Write every line out verbatim and omit the pictures.

* Exercise input:
%%

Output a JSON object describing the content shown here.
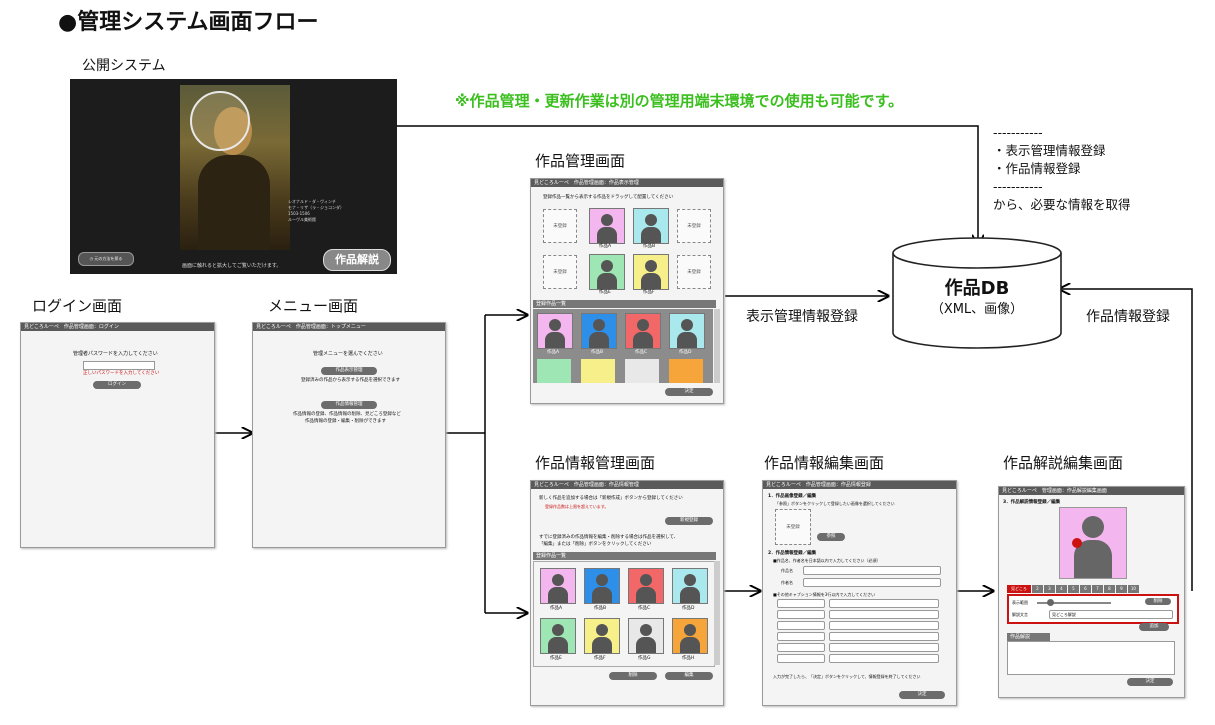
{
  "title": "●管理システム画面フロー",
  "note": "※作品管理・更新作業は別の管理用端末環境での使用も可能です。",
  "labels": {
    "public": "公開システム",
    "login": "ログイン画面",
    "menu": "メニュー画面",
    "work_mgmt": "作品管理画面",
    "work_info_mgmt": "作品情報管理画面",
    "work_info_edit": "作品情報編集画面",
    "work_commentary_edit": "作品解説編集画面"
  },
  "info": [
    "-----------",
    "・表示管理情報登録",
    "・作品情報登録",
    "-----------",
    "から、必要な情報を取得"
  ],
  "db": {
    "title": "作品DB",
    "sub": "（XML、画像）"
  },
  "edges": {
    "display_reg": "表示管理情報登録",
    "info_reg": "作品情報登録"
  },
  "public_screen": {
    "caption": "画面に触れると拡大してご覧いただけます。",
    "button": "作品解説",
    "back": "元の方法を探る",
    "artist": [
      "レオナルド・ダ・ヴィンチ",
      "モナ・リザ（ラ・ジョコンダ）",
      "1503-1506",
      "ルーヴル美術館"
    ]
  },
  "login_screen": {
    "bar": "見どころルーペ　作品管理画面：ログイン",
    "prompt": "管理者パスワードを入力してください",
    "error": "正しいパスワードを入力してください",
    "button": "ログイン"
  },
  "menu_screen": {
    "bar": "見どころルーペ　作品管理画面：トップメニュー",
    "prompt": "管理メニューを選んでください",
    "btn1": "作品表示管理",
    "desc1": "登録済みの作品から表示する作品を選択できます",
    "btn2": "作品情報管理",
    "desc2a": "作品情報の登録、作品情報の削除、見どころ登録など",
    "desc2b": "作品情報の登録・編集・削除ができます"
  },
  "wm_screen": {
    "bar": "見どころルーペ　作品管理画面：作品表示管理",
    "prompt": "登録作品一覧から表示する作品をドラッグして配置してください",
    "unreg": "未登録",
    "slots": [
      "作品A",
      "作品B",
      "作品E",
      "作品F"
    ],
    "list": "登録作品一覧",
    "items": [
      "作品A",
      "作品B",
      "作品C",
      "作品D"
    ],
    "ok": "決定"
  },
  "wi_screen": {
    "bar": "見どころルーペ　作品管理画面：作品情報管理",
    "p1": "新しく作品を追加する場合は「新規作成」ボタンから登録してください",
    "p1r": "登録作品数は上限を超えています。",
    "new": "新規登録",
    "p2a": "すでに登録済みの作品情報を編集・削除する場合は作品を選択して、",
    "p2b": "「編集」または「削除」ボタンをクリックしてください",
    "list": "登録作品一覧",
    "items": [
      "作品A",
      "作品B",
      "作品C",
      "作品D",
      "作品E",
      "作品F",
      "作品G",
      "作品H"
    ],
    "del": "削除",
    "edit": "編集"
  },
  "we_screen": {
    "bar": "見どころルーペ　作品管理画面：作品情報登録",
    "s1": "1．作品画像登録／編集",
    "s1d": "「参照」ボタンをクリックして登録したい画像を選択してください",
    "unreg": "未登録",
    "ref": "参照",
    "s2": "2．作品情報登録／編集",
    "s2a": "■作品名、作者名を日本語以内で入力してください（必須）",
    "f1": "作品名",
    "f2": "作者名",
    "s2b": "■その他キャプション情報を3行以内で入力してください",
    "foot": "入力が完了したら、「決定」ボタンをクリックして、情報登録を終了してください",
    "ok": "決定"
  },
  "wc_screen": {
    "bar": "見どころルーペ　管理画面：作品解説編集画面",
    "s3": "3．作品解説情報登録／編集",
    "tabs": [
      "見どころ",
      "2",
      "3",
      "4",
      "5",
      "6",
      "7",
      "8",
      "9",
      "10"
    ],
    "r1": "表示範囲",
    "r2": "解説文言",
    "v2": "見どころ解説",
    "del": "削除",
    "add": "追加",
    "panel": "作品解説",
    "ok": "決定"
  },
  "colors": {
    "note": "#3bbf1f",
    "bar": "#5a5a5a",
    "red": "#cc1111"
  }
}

%%

* In response:
Output a JSON object describing the content shown here.
{
  "title": "●管理システム画面フロー",
  "note": "※作品管理・更新作業は別の管理用端末環境での使用も可能です。",
  "labels": {
    "public": "公開システム",
    "login": "ログイン画面",
    "menu": "メニュー画面",
    "work_mgmt": "作品管理画面",
    "work_info_mgmt": "作品情報管理画面",
    "work_info_edit": "作品情報編集画面",
    "work_commentary_edit": "作品解説編集画面"
  },
  "info": [
    "-----------",
    "・表示管理情報登録",
    "・作品情報登録",
    "-----------",
    "から、必要な情報を取得"
  ],
  "db": {
    "title": "作品DB",
    "sub": "（XML、画像）"
  },
  "edges": {
    "display_reg": "表示管理情報登録",
    "info_reg": "作品情報登録"
  },
  "public_screen": {
    "caption": "画面に触れると拡大してご覧いただけます。",
    "button": "作品解説",
    "back": "元の方法を探る",
    "artist": [
      "レオナルド・ダ・ヴィンチ",
      "モナ・リザ（ラ・ジョコンダ）",
      "1503-1506",
      "ルーヴル美術館"
    ]
  },
  "login_screen": {
    "bar": "見どころルーペ　作品管理画面：ログイン",
    "prompt": "管理者パスワードを入力してください",
    "error": "正しいパスワードを入力してください",
    "button": "ログイン"
  },
  "menu_screen": {
    "bar": "見どころルーペ　作品管理画面：トップメニュー",
    "prompt": "管理メニューを選んでください",
    "btn1": "作品表示管理",
    "desc1": "登録済みの作品から表示する作品を選択できます",
    "btn2": "作品情報管理",
    "desc2a": "作品情報の登録、作品情報の削除、見どころ登録など",
    "desc2b": "作品情報の登録・編集・削除ができます"
  },
  "wm_screen": {
    "bar": "見どころルーペ　作品管理画面：作品表示管理",
    "prompt": "登録作品一覧から表示する作品をドラッグして配置してください",
    "unreg": "未登録",
    "slots": [
      "作品A",
      "作品B",
      "作品E",
      "作品F"
    ],
    "list": "登録作品一覧",
    "items": [
      "作品A",
      "作品B",
      "作品C",
      "作品D"
    ],
    "ok": "決定"
  },
  "wi_screen": {
    "bar": "見どころルーペ　作品管理画面：作品情報管理",
    "p1": "新しく作品を追加する場合は「新規作成」ボタンから登録してください",
    "p1r": "登録作品数は上限を超えています。",
    "new": "新規登録",
    "p2a": "すでに登録済みの作品情報を編集・削除する場合は作品を選択して、",
    "p2b": "「編集」または「削除」ボタンをクリックしてください",
    "list": "登録作品一覧",
    "items": [
      "作品A",
      "作品B",
      "作品C",
      "作品D",
      "作品E",
      "作品F",
      "作品G",
      "作品H"
    ],
    "del": "削除",
    "edit": "編集"
  },
  "we_screen": {
    "bar": "見どころルーペ　作品管理画面：作品情報登録",
    "s1": "1．作品画像登録／編集",
    "s1d": "「参照」ボタンをクリックして登録したい画像を選択してください",
    "unreg": "未登録",
    "ref": "参照",
    "s2": "2．作品情報登録／編集",
    "s2a": "■作品名、作者名を日本語以内で入力してください（必須）",
    "f1": "作品名",
    "f2": "作者名",
    "s2b": "■その他キャプション情報を3行以内で入力してください",
    "foot": "入力が完了したら、「決定」ボタンをクリックして、情報登録を終了してください",
    "ok": "決定"
  },
  "wc_screen": {
    "bar": "見どころルーペ　管理画面：作品解説編集画面",
    "s3": "3．作品解説情報登録／編集",
    "tabs": [
      "見どころ",
      "2",
      "3",
      "4",
      "5",
      "6",
      "7",
      "8",
      "9",
      "10"
    ],
    "r1": "表示範囲",
    "r2": "解説文言",
    "v2": "見どころ解説",
    "del": "削除",
    "add": "追加",
    "panel": "作品解説",
    "ok": "決定"
  },
  "colors": {
    "note": "#3bbf1f",
    "bar": "#5a5a5a",
    "red": "#cc1111"
  }
}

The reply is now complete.